## What is needed
Output the full listing exactly as written, with no pictures in it.

## Records for the exercise
┌────────
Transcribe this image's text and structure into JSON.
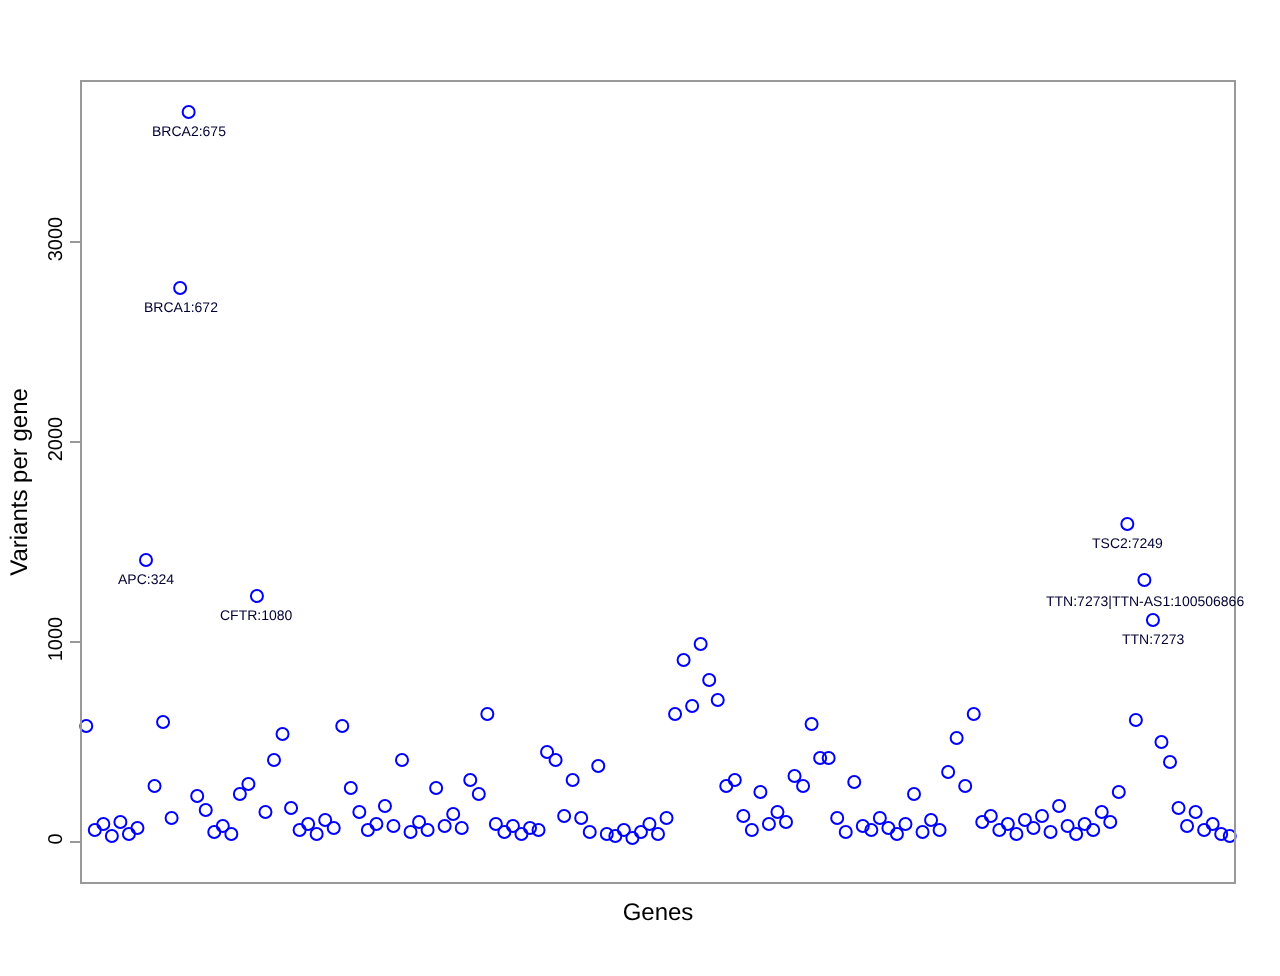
{
  "chart_data": {
    "type": "scatter",
    "xlabel": "Genes",
    "ylabel": "Variants per gene",
    "categories": [
      null,
      null,
      null,
      null,
      null,
      null,
      null,
      null,
      null,
      null,
      null,
      null,
      null,
      null,
      null,
      null,
      null,
      null,
      null,
      null,
      null,
      null,
      null,
      null,
      null,
      null,
      null,
      null,
      null,
      null,
      null,
      null,
      null,
      null,
      null,
      null,
      null,
      null,
      null,
      null,
      null,
      null,
      null,
      null,
      null,
      null,
      null,
      null,
      null,
      null,
      null,
      null,
      null,
      null,
      null,
      null,
      null,
      null,
      null,
      null,
      null,
      null,
      null,
      null,
      null,
      null,
      null,
      null,
      null,
      null,
      null,
      null,
      null,
      null,
      null,
      null,
      null,
      null,
      null,
      null,
      null,
      null,
      null,
      null,
      null,
      null,
      null,
      null,
      null,
      null,
      null,
      null,
      null,
      null,
      null,
      null,
      null,
      null,
      null,
      null,
      null,
      null,
      null,
      null,
      null,
      null,
      null,
      null,
      null,
      null,
      null,
      null,
      null,
      null,
      null,
      null,
      null,
      null,
      null,
      null,
      null,
      null,
      null,
      null,
      null,
      null,
      null,
      null,
      null,
      null,
      null,
      null,
      null,
      null,
      null
    ],
    "values": [
      580,
      60,
      90,
      30,
      100,
      40,
      70,
      1410,
      280,
      600,
      120,
      2770,
      3650,
      230,
      160,
      50,
      80,
      40,
      240,
      290,
      1230,
      150,
      410,
      540,
      170,
      60,
      90,
      40,
      110,
      70,
      580,
      270,
      150,
      60,
      90,
      180,
      80,
      410,
      50,
      100,
      60,
      270,
      80,
      140,
      70,
      310,
      240,
      640,
      90,
      50,
      80,
      40,
      70,
      60,
      450,
      410,
      130,
      310,
      120,
      50,
      380,
      40,
      30,
      60,
      20,
      50,
      90,
      40,
      120,
      640,
      910,
      680,
      990,
      810,
      710,
      280,
      310,
      130,
      60,
      250,
      90,
      150,
      100,
      330,
      280,
      590,
      420,
      420,
      120,
      50,
      300,
      80,
      60,
      120,
      70,
      40,
      90,
      240,
      50,
      110,
      60,
      350,
      520,
      280,
      640,
      100,
      130,
      60,
      90,
      40,
      110,
      70,
      130,
      50,
      180,
      80,
      40,
      90,
      60,
      150,
      100,
      250,
      1590,
      610,
      1310,
      1110,
      500,
      400,
      170,
      80,
      150,
      60,
      90,
      40,
      30
    ],
    "color": "#0000ff",
    "marker": "circle",
    "ylim": [
      -200,
      3800
    ],
    "yticks": [
      0,
      1000,
      2000,
      3000
    ],
    "grid": false,
    "tick_labels": "y",
    "annotations": [
      {
        "text": "BRCA2:675",
        "y": 3650
      },
      {
        "text": "BRCA1:672",
        "y": 2770
      },
      {
        "text": "APC:324",
        "y": 1410
      },
      {
        "text": "CFTR:1080",
        "y": 1230
      },
      {
        "text": "TSC2:7249",
        "y": 1590
      },
      {
        "text": "TTN:7273|TTN-AS1:100506866",
        "y": 1310
      },
      {
        "text": "TTN:7273",
        "y": 1110
      }
    ]
  }
}
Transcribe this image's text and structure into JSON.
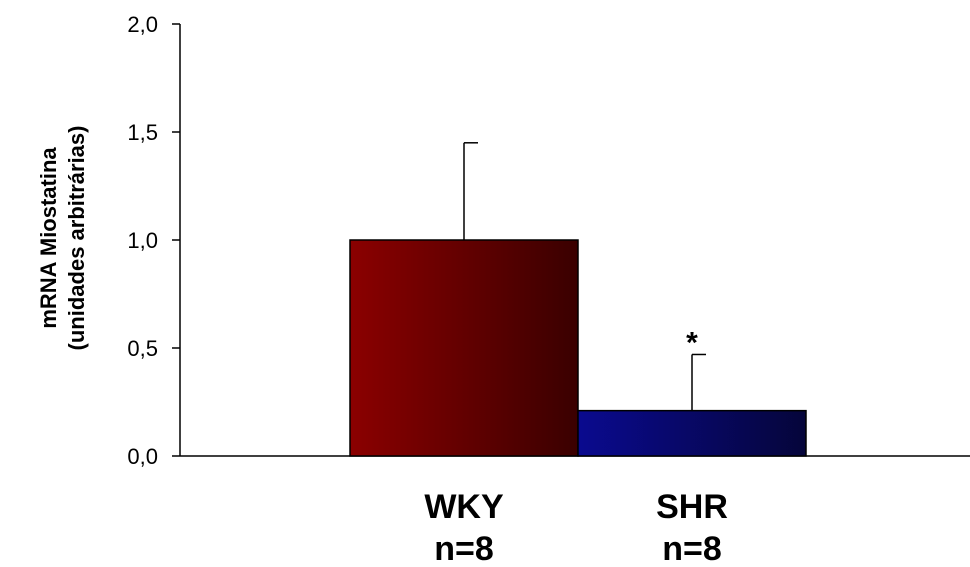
└────────
## Task response
Transcribe this image's text and structure into JSON.
{
  "chart_data": {
    "type": "scatter",
    "xlabel": "Genes",
    "ylabel": "Variants per gene",
    "categories": [
      null,
      null,
      null,
      null,
      null,
      null,
      null,
      null,
      null,
      null,
      null,
      null,
      null,
      null,
      null,
      null,
      null,
      null,
      null,
      null,
      null,
      null,
      null,
      null,
      null,
      null,
      null,
      null,
      null,
      null,
      null,
      null,
      null,
      null,
      null,
      null,
      null,
      null,
      null,
      null,
      null,
      null,
      null,
      null,
      null,
      null,
      null,
      null,
      null,
      null,
      null,
      null,
      null,
      null,
      null,
      null,
      null,
      null,
      null,
      null,
      null,
      null,
      null,
      null,
      null,
      null,
      null,
      null,
      null,
      null,
      null,
      null,
      null,
      null,
      null,
      null,
      null,
      null,
      null,
      null,
      null,
      null,
      null,
      null,
      null,
      null,
      null,
      null,
      null,
      null,
      null,
      null,
      null,
      null,
      null,
      null,
      null,
      null,
      null,
      null,
      null,
      null,
      null,
      null,
      null,
      null,
      null,
      null,
      null,
      null,
      null,
      null,
      null,
      null,
      null,
      null,
      null,
      null,
      null,
      null,
      null,
      null,
      null,
      null,
      null,
      null,
      null,
      null,
      null,
      null,
      null,
      null,
      null,
      null,
      null
    ],
    "values": [
      580,
      60,
      90,
      30,
      100,
      40,
      70,
      1410,
      280,
      600,
      120,
      2770,
      3650,
      230,
      160,
      50,
      80,
      40,
      240,
      290,
      1230,
      150,
      410,
      540,
      170,
      60,
      90,
      40,
      110,
      70,
      580,
      270,
      150,
      60,
      90,
      180,
      80,
      410,
      50,
      100,
      60,
      270,
      80,
      140,
      70,
      310,
      240,
      640,
      90,
      50,
      80,
      40,
      70,
      60,
      450,
      410,
      130,
      310,
      120,
      50,
      380,
      40,
      30,
      60,
      20,
      50,
      90,
      40,
      120,
      640,
      910,
      680,
      990,
      810,
      710,
      280,
      310,
      130,
      60,
      250,
      90,
      150,
      100,
      330,
      280,
      590,
      420,
      420,
      120,
      50,
      300,
      80,
      60,
      120,
      70,
      40,
      90,
      240,
      50,
      110,
      60,
      350,
      520,
      280,
      640,
      100,
      130,
      60,
      90,
      40,
      110,
      70,
      130,
      50,
      180,
      80,
      40,
      90,
      60,
      150,
      100,
      250,
      1590,
      610,
      1310,
      1110,
      500,
      400,
      170,
      80,
      150,
      60,
      90,
      40,
      30
    ],
    "color": "#0000ff",
    "marker": "circle",
    "ylim": [
      -200,
      3800
    ],
    "yticks": [
      0,
      1000,
      2000,
      3000
    ],
    "grid": false,
    "tick_labels": "y",
    "annotations": [
      {
        "text": "BRCA2:675",
        "y": 3650
      },
      {
        "text": "BRCA1:672",
        "y": 2770
      },
      {
        "text": "APC:324",
        "y": 1410
      },
      {
        "text": "CFTR:1080",
        "y": 1230
      },
      {
        "text": "TSC2:7249",
        "y": 1590
      },
      {
        "text": "TTN:7273|TTN-AS1:100506866",
        "y": 1310
      },
      {
        "text": "TTN:7273",
        "y": 1110
      }
    ]
  }
}
Transcribe this image's text and structure into JSON.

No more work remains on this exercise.